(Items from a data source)
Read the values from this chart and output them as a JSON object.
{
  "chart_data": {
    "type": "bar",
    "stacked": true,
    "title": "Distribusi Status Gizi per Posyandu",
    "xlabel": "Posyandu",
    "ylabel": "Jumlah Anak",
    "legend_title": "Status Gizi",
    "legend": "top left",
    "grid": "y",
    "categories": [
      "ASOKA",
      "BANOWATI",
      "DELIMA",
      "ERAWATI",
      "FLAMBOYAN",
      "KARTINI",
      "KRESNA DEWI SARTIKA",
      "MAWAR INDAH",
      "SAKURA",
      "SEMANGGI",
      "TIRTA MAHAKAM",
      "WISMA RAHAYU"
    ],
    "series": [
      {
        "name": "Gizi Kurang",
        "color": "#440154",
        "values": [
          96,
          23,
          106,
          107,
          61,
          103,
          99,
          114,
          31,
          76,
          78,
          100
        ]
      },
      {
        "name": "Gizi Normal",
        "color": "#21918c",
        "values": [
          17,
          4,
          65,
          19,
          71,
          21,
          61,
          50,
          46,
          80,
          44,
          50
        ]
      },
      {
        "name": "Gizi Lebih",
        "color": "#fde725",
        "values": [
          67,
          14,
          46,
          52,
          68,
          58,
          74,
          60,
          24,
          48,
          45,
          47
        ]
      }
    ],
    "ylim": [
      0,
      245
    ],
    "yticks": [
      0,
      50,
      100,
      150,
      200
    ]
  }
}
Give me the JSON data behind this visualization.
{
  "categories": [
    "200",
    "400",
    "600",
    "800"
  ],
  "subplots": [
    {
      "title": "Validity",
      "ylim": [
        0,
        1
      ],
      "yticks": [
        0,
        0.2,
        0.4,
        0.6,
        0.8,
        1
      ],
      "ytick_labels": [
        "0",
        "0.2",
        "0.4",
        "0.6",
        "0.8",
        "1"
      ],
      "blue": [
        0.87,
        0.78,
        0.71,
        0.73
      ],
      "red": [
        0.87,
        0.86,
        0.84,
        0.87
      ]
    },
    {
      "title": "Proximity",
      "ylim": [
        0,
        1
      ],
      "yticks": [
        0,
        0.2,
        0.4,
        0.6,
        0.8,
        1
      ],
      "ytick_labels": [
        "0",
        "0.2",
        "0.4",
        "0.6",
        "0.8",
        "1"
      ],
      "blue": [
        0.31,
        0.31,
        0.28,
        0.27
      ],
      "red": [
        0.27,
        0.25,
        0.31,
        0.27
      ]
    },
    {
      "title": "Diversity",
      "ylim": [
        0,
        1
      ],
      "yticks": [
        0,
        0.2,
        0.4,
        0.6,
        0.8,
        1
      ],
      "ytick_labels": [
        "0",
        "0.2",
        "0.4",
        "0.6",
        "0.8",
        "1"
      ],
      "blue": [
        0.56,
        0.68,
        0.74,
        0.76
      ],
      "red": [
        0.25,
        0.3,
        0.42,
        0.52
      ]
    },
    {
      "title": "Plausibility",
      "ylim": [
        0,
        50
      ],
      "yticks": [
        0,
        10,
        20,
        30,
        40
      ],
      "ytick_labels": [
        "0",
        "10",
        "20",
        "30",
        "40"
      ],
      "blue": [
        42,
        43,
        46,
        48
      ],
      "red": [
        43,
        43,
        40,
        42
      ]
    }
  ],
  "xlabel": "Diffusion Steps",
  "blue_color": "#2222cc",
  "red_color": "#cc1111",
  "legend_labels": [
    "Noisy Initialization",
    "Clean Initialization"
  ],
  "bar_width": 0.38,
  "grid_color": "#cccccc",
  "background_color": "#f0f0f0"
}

→ The task
Determine how many lines of the listing above hold the word "this". Report that number without anything else.

→ Task output
2